## Given problem:
Transcribe all records exactly.

--- Start of Listing ---

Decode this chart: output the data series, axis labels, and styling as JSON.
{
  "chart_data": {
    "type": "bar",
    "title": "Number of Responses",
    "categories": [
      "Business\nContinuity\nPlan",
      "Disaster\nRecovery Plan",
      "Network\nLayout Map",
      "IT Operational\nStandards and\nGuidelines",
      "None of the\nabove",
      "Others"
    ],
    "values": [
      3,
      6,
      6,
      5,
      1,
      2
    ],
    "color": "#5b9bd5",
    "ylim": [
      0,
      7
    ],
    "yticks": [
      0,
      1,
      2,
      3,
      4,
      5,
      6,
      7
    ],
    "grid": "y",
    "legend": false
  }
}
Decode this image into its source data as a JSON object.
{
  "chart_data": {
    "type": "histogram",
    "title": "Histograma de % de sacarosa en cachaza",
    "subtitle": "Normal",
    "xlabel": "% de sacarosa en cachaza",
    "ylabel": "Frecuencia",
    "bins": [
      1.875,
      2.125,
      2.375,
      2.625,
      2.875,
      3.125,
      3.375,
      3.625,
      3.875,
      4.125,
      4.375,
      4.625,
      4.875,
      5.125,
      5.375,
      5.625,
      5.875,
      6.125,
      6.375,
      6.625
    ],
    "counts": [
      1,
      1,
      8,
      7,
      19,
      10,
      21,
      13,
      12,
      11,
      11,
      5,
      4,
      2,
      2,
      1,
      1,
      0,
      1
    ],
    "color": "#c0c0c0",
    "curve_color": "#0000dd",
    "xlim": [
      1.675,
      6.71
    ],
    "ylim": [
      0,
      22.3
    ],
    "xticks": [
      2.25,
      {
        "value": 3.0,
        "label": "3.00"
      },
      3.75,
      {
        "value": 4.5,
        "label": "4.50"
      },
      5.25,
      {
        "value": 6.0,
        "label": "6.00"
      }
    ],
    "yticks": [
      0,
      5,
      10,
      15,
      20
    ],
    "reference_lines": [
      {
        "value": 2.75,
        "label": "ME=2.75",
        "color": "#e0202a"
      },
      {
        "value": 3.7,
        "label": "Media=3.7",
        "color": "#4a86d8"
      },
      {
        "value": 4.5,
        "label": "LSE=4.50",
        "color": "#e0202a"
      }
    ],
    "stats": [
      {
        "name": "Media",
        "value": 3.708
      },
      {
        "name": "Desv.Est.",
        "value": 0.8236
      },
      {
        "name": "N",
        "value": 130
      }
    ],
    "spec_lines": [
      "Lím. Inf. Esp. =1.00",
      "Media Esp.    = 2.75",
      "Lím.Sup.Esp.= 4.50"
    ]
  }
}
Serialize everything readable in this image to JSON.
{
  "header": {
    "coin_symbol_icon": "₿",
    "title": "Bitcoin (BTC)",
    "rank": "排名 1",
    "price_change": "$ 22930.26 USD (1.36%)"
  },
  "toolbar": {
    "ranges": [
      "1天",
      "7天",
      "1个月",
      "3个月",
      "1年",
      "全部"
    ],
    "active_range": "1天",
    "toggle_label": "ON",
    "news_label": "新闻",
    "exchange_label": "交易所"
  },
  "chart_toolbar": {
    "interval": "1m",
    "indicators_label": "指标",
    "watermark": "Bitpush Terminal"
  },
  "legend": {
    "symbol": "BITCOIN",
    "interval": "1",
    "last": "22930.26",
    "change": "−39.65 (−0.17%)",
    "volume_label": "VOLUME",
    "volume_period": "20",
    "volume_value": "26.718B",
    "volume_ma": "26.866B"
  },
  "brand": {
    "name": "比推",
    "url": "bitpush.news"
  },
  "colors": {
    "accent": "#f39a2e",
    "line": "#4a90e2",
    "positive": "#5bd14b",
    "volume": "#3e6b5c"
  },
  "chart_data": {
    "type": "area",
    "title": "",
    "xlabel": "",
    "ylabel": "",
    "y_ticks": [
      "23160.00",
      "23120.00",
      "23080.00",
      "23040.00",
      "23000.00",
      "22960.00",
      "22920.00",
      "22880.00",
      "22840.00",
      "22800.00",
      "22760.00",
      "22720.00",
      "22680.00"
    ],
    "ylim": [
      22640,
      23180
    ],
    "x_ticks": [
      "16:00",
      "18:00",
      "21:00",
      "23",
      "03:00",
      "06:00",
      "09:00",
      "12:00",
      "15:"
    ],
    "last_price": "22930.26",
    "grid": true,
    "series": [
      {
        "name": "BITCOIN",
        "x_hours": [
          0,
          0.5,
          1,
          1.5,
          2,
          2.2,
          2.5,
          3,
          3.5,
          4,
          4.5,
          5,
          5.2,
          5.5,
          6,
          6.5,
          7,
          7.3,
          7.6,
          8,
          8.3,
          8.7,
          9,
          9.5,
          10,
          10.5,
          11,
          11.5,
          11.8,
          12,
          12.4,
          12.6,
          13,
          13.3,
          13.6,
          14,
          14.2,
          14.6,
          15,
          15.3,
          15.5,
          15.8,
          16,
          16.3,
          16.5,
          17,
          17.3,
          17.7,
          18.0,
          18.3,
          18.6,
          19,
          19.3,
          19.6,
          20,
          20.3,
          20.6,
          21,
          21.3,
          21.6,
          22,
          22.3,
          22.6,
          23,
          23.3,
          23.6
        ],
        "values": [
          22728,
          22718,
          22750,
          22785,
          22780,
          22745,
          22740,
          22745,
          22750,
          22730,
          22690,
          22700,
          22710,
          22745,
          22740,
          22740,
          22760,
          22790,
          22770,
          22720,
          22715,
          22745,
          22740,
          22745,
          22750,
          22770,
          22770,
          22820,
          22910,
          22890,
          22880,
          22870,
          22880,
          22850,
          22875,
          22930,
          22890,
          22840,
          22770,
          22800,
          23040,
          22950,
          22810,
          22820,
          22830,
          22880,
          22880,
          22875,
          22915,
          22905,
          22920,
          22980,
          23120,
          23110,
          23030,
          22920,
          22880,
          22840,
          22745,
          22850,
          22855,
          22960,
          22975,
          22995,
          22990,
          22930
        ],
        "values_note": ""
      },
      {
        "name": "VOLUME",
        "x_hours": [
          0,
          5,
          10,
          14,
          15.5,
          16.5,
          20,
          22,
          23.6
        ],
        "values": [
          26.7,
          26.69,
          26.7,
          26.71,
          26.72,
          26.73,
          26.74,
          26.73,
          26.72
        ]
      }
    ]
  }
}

--- End of Listing ---

## Right answer:
Decode this chart: output the data series, axis labels, and styling as JSON.
{
  "chart_data": {
    "type": "bar",
    "title": "Number of Responses",
    "categories": [
      "Business\nContinuity\nPlan",
      "Disaster\nRecovery Plan",
      "Network\nLayout Map",
      "IT Operational\nStandards and\nGuidelines",
      "None of the\nabove",
      "Others"
    ],
    "values": [
      3,
      6,
      6,
      5,
      1,
      2
    ],
    "color": "#5b9bd5",
    "ylim": [
      0,
      7
    ],
    "yticks": [
      0,
      1,
      2,
      3,
      4,
      5,
      6,
      7
    ],
    "grid": "y",
    "legend": false
  }
}
Decode this image into its source data as a JSON object.
{
  "chart_data": {
    "type": "histogram",
    "title": "Histograma de % de sacarosa en cachaza",
    "subtitle": "Normal",
    "xlabel": "% de sacarosa en cachaza",
    "ylabel": "Frecuencia",
    "bins": [
      1.875,
      2.125,
      2.375,
      2.625,
      2.875,
      3.125,
      3.375,
      3.625,
      3.875,
      4.125,
      4.375,
      4.625,
      4.875,
      5.125,
      5.375,
      5.625,
      5.875,
      6.125,
      6.375,
      6.625
    ],
    "counts": [
      1,
      1,
      8,
      7,
      19,
      10,
      21,
      13,
      12,
      11,
      11,
      5,
      4,
      2,
      2,
      1,
      1,
      0,
      1
    ],
    "color": "#c0c0c0",
    "curve_color": "#0000dd",
    "xlim": [
      1.675,
      6.71
    ],
    "ylim": [
      0,
      22.3
    ],
    "xticks": [
      2.25,
      {
        "value": 3.0,
        "label": "3.00"
      },
      3.75,
      {
        "value": 4.5,
        "label": "4.50"
      },
      5.25,
      {
        "value": 6.0,
        "label": "6.00"
      }
    ],
    "yticks": [
      0,
      5,
      10,
      15,
      20
    ],
    "reference_lines": [
      {
        "value": 2.75,
        "label": "ME=2.75",
        "color": "#e0202a"
      },
      {
        "value": 3.7,
        "label": "Media=3.7",
        "color": "#4a86d8"
      },
      {
        "value": 4.5,
        "label": "LSE=4.50",
        "color": "#e0202a"
      }
    ],
    "stats": [
      {
        "name": "Media",
        "value": 3.708
      },
      {
        "name": "Desv.Est.",
        "value": 0.8236
      },
      {
        "name": "N",
        "value": 130
      }
    ],
    "spec_lines": [
      "Lím. Inf. Esp. =1.00",
      "Media Esp.    = 2.75",
      "Lím.Sup.Esp.= 4.50"
    ]
  }
}
Serialize everything readable in this image to JSON.
{
  "header": {
    "coin_symbol_icon": "₿",
    "title": "Bitcoin (BTC)",
    "rank": "排名 1",
    "price_change": "$ 22930.26 USD (1.36%)"
  },
  "toolbar": {
    "ranges": [
      "1天",
      "7天",
      "1个月",
      "3个月",
      "1年",
      "全部"
    ],
    "active_range": "1天",
    "toggle_label": "ON",
    "news_label": "新闻",
    "exchange_label": "交易所"
  },
  "chart_toolbar": {
    "interval": "1m",
    "indicators_label": "指标",
    "watermark": "Bitpush Terminal"
  },
  "legend": {
    "symbol": "BITCOIN",
    "interval": "1",
    "last": "22930.26",
    "change": "−39.65 (−0.17%)",
    "volume_label": "VOLUME",
    "volume_period": "20",
    "volume_value": "26.718B",
    "volume_ma": "26.866B"
  },
  "brand": {
    "name": "比推",
    "url": "bitpush.news"
  },
  "colors": {
    "accent": "#f39a2e",
    "line": "#4a90e2",
    "positive": "#5bd14b",
    "volume": "#3e6b5c"
  },
  "chart_data": {
    "type": "area",
    "title": "",
    "xlabel": "",
    "ylabel": "",
    "y_ticks": [
      "23160.00",
      "23120.00",
      "23080.00",
      "23040.00",
      "23000.00",
      "22960.00",
      "22920.00",
      "22880.00",
      "22840.00",
      "22800.00",
      "22760.00",
      "22720.00",
      "22680.00"
    ],
    "ylim": [
      22640,
      23180
    ],
    "x_ticks": [
      "16:00",
      "18:00",
      "21:00",
      "23",
      "03:00",
      "06:00",
      "09:00",
      "12:00",
      "15:"
    ],
    "last_price": "22930.26",
    "grid": true,
    "series": [
      {
        "name": "BITCOIN",
        "x_hours": [
          0,
          0.5,
          1,
          1.5,
          2,
          2.2,
          2.5,
          3,
          3.5,
          4,
          4.5,
          5,
          5.2,
          5.5,
          6,
          6.5,
          7,
          7.3,
          7.6,
          8,
          8.3,
          8.7,
          9,
          9.5,
          10,
          10.5,
          11,
          11.5,
          11.8,
          12,
          12.4,
          12.6,
          13,
          13.3,
          13.6,
          14,
          14.2,
          14.6,
          15,
          15.3,
          15.5,
          15.8,
          16,
          16.3,
          16.5,
          17,
          17.3,
          17.7,
          18.0,
          18.3,
          18.6,
          19,
          19.3,
          19.6,
          20,
          20.3,
          20.6,
          21,
          21.3,
          21.6,
          22,
          22.3,
          22.6,
          23,
          23.3,
          23.6
        ],
        "values": [
          22728,
          22718,
          22750,
          22785,
          22780,
          22745,
          22740,
          22745,
          22750,
          22730,
          22690,
          22700,
          22710,
          22745,
          22740,
          22740,
          22760,
          22790,
          22770,
          22720,
          22715,
          22745,
          22740,
          22745,
          22750,
          22770,
          22770,
          22820,
          22910,
          22890,
          22880,
          22870,
          22880,
          22850,
          22875,
          22930,
          22890,
          22840,
          22770,
          22800,
          23040,
          22950,
          22810,
          22820,
          22830,
          22880,
          22880,
          22875,
          22915,
          22905,
          22920,
          22980,
          23120,
          23110,
          23030,
          22920,
          22880,
          22840,
          22745,
          22850,
          22855,
          22960,
          22975,
          22995,
          22990,
          22930
        ],
        "values_note": ""
      },
      {
        "name": "VOLUME",
        "x_hours": [
          0,
          5,
          10,
          14,
          15.5,
          16.5,
          20,
          22,
          23.6
        ],
        "values": [
          26.7,
          26.69,
          26.7,
          26.71,
          26.72,
          26.73,
          26.74,
          26.73,
          26.72
        ]
      }
    ]
  }
}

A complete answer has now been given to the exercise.